● GIVEN REQUEST: Copy out, from the entries below, each line holding the string "Lettres".

• • • • •

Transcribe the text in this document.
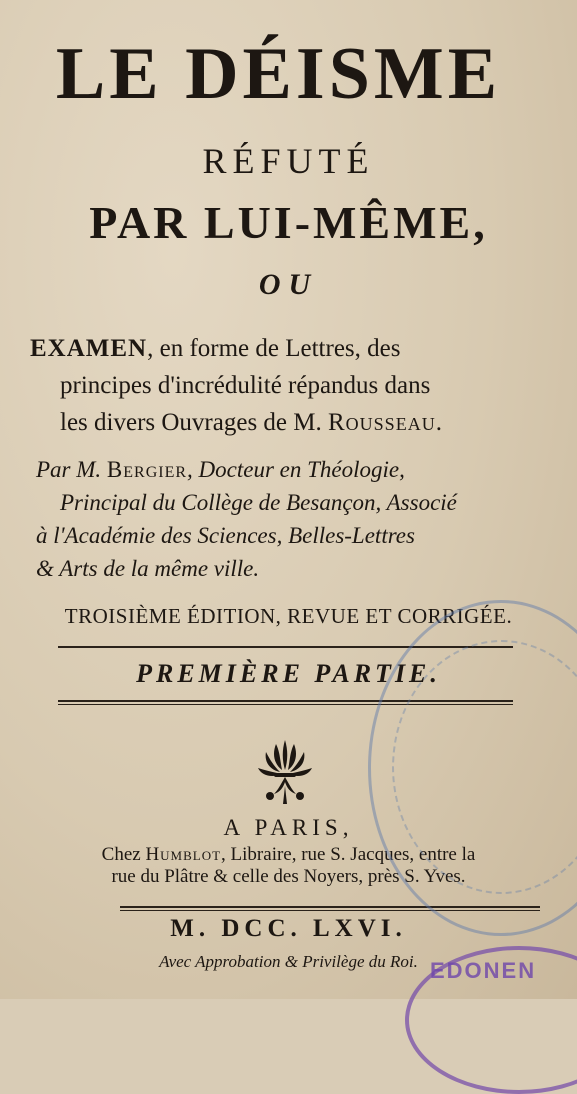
LE DÉISME
RÉFUTÉ
PAR LUI-MÊME,
OU
EXAMEN, en forme de Lettres, des
principes d'incrédulité répandus dans
les divers Ouvrages de M. Rousseau.
Par M. Bergier, Docteur en Théologie,
Principal du Collège de Besançon, Associé
à l'Académie des Sciences, Belles-Lettres
& Arts de la même ville.
TROISIÈME ÉDITION, REVUE ET CORRIGÉE.
PREMIÈRE PARTIE.
A PARIS,
Chez Humblot, Libraire, rue S. Jacques, entre la
rue du Plâtre & celle des Noyers, près S. Yves.
M. DCC. LXVI.
Avec Approbation & Privilège du Roi. EDONEN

• • • • •

● RESULT FOR THIS EXERCISE:
EXAMEN, en forme de Lettres, des
à l'Académie des Sciences, Belles-Lettres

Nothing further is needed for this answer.